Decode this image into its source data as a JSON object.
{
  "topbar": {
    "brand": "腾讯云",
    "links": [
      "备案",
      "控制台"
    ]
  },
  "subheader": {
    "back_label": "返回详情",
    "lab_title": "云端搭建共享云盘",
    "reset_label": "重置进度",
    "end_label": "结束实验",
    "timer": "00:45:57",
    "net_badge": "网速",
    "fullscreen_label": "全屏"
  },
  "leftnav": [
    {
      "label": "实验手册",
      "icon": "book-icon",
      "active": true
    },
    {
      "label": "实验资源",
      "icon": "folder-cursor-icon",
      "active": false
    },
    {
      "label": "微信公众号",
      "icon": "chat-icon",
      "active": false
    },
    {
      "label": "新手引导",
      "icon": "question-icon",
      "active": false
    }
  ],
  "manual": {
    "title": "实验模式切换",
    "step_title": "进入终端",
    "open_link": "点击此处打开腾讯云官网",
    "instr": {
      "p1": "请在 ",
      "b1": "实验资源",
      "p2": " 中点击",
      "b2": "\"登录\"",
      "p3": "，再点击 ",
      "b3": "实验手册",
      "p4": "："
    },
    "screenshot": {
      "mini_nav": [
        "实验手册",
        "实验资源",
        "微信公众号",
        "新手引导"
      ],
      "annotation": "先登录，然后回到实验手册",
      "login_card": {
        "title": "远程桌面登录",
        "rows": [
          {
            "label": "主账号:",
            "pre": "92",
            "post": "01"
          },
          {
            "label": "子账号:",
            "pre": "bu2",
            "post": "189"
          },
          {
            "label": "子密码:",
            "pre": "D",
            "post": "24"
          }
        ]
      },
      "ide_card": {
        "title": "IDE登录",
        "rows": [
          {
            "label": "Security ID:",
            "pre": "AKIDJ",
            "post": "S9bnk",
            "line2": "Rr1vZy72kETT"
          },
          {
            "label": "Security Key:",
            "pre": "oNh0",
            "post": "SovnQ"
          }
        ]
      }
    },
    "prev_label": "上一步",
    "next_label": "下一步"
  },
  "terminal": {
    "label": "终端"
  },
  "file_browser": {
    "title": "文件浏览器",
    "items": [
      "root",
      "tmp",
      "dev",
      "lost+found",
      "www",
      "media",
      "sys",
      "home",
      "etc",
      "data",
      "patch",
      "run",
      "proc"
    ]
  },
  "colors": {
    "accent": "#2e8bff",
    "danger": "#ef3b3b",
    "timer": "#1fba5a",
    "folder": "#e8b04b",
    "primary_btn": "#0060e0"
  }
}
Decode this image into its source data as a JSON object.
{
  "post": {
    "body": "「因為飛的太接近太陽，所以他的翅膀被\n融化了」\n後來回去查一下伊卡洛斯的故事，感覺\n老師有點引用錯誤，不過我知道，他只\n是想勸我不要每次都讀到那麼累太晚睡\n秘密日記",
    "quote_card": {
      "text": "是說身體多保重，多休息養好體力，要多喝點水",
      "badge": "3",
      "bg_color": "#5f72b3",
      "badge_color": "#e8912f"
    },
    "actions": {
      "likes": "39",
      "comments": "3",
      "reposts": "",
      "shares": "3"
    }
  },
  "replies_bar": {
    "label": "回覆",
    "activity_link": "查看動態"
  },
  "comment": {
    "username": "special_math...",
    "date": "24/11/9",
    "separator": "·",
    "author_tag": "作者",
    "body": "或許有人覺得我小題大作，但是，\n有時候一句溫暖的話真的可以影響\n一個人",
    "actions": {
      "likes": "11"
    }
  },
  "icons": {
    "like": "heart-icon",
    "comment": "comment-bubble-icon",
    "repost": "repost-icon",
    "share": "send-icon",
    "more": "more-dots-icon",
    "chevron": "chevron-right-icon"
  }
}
------------------------------------------------------------------------
**WRITTEN EXERCISE**
Gather from the data above every line with the string "folder".

**THE OUTPUT**
      "icon": "folder-cursor-icon",
    "folder": "#e8b04b",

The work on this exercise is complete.